→ **PAGE EXCERPT**
########

This morning on National Public Radio, I almost got my hopes up when a story about how nearly everyone but the Hondurans think that the removal of Zelaya was a coup.

Alas, instead of a story about how the world's media has largely ignored the fact that the military acted under orders of the Honduran legislative and judiciary branches in response to the exectutive's violation of their constitution, the NPR report argued that the Hondurans were being kept in the dark about the true nature of the so-called coup by the interim government's suppression of contrary news.

Seriously. Don't believe your lying eyes, you stupid and ignorant Hondurans, trust the world press corps to get the story right.

I mean, what else could the explanation be?

UPDATE: This is a bit inconvenient for the assumptions behind the story that the Hondurans are blinded by their media:


A new CID-Gallup poll indicated that Hondurans were split on the coup, with a slight majority appearing to oppose it.

########

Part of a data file
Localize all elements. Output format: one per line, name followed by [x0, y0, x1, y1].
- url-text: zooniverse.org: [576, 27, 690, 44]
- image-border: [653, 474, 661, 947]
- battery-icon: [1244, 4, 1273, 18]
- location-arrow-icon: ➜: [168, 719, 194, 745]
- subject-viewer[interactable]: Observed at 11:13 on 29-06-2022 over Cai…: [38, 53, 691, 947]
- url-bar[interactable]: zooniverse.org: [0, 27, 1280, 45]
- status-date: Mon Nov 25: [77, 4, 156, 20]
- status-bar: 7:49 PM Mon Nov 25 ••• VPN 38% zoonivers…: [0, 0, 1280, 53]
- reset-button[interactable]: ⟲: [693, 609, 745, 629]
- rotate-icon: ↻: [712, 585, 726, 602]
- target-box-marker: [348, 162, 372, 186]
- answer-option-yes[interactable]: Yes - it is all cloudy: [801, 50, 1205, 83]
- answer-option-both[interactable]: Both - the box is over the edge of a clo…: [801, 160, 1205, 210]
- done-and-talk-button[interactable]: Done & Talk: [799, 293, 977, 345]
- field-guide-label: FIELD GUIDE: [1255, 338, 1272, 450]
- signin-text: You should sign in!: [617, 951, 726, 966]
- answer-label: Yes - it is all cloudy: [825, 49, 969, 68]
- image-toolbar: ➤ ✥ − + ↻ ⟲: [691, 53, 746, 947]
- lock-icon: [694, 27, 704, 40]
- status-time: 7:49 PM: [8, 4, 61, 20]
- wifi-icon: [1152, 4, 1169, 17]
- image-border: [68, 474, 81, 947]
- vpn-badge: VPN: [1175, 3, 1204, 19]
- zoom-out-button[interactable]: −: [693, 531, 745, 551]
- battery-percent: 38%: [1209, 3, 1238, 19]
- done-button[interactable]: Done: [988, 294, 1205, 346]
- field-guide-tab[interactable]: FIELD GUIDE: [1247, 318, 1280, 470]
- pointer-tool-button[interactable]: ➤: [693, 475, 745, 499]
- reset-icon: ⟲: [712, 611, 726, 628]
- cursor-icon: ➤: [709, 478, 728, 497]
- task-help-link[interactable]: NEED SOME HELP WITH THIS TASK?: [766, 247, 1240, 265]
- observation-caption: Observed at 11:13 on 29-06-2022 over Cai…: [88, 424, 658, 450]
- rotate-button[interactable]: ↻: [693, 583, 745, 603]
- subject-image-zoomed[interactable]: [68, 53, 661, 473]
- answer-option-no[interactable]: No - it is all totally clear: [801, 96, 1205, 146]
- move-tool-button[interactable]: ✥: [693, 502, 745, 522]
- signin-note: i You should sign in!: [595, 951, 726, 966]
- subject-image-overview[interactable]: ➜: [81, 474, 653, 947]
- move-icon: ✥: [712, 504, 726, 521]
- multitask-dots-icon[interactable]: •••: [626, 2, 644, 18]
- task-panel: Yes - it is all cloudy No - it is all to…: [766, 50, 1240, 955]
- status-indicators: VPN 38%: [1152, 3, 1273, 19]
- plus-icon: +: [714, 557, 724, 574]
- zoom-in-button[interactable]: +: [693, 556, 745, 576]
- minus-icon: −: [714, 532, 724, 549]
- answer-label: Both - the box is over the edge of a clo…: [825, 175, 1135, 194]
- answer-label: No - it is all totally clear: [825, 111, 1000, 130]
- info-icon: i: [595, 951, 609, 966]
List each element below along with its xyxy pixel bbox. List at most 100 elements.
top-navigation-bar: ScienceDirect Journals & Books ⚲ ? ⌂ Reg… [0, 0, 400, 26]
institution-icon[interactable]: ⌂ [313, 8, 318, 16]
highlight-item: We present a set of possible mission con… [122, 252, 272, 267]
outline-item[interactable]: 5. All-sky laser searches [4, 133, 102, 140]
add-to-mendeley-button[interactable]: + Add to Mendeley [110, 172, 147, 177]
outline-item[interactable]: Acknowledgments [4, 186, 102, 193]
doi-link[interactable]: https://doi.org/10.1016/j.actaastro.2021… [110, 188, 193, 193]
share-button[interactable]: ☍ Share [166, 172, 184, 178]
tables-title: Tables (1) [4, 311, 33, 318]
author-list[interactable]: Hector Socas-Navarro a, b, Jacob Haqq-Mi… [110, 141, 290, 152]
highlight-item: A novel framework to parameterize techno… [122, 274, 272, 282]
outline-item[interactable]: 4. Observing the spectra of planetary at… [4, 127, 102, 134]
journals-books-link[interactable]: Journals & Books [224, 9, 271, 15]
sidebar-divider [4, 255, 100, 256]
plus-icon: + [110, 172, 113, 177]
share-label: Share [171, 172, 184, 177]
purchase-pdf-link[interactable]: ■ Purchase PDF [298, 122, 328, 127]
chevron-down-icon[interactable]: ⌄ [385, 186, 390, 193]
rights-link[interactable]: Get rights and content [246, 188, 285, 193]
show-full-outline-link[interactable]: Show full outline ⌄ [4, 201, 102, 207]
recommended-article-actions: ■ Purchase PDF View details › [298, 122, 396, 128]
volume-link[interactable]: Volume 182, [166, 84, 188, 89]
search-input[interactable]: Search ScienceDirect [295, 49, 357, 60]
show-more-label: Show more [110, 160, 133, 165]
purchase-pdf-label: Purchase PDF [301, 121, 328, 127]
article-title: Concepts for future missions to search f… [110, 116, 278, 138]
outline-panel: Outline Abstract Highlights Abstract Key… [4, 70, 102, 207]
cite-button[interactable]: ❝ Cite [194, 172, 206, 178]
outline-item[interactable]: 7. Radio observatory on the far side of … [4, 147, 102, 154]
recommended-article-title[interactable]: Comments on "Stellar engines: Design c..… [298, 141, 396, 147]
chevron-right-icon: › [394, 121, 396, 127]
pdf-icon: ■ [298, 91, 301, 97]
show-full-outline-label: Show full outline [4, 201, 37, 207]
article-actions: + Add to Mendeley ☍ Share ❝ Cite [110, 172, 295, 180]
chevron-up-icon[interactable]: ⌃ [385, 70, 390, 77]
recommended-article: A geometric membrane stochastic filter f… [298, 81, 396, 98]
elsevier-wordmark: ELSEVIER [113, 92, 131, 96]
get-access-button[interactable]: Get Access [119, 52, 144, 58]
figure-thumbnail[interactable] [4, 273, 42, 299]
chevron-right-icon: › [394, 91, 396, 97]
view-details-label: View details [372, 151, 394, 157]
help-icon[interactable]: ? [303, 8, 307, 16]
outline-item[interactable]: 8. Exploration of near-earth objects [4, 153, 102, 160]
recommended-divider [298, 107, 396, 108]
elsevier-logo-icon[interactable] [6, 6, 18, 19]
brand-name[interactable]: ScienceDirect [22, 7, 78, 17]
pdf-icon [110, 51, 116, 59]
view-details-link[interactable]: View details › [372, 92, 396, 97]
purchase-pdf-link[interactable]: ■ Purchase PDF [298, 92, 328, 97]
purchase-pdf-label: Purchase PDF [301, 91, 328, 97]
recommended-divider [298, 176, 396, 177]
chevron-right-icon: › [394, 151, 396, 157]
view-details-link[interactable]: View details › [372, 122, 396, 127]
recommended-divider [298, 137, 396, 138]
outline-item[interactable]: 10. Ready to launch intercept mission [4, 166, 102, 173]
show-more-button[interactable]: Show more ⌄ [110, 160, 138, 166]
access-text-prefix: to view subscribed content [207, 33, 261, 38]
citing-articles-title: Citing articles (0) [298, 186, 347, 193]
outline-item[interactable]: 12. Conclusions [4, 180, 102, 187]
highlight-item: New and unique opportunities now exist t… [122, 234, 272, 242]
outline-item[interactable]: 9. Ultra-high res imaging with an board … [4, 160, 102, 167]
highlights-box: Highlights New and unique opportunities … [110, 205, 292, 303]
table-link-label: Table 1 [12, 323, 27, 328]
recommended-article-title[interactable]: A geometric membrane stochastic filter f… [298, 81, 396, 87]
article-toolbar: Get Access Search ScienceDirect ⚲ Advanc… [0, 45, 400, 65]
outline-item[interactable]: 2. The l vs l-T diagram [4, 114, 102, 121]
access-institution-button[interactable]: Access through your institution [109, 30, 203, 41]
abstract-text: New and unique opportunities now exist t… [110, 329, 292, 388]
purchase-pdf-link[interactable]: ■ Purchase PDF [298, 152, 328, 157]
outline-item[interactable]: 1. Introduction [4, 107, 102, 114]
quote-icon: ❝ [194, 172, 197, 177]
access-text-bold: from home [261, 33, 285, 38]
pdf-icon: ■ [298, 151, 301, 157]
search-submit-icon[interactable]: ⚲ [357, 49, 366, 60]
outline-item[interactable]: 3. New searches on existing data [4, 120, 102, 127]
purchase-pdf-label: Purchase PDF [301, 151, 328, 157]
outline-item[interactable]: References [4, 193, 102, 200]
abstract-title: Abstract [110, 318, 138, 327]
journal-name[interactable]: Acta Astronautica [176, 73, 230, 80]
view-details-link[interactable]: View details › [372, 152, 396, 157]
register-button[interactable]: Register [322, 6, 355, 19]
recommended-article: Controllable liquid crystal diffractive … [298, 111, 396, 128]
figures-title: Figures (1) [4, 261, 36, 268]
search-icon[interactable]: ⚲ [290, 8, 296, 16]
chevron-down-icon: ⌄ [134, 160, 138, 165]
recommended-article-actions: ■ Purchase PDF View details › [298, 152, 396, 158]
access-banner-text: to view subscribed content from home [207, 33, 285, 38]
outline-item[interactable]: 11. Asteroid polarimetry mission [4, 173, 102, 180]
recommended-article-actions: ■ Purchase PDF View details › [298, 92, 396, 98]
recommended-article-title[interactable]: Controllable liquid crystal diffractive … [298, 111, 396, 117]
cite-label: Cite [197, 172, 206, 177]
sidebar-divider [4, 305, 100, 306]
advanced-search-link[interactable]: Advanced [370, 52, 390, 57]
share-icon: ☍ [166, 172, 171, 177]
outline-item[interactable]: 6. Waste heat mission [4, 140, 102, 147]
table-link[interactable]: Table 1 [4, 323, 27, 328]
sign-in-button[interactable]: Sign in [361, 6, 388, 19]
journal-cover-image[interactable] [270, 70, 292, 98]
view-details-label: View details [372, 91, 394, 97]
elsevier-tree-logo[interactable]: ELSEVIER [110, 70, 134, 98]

########

→ **WHAT TO WORK ON**
a – In the post on the Honduran coup, what did the NPR report say was keeping Hondurans in the dark?
b – Copy the stretch of the post on the Honduran coup from "Seriously. Don't believe" through "to oppose it.".
c – Proceed with the post on the Honduran coup from where it stops.

→ **RESULTS IN ORDER**
a – The interim government's suppression of contrary news.

b –
Seriously. Don't believe your lying eyes, you stupid and ignorant Hondurans, trust the world press corps to get the story right.

I mean, what else could the explanation be?

UPDATE: This is a bit inconvenient for the assumptions behind the story that the Hondurans are blinded by their media:


A new CID-Gallup poll indicated that Hondurans were split on the coup, with a slight majority appearing to oppose it.

c –
Forty-six percent said they disagreed with Zelaya's ouster and 41 percent said they approved of it, according to the face-to-face survey of 1,204 Hondurans in the days following the ouster. Another 13 percent declined to answer.


On the other hand, I'd have preferred to see a much higher percentage approving the removal of Zelaya.

Of course, I'd like to see how many Hondurans think it was a coup or a lawful removal. One can think Zelaya was trying to stage his own coup under color of law and still disagree with removing him, perhaps believing Zelaya could not succeed in his apparent goal.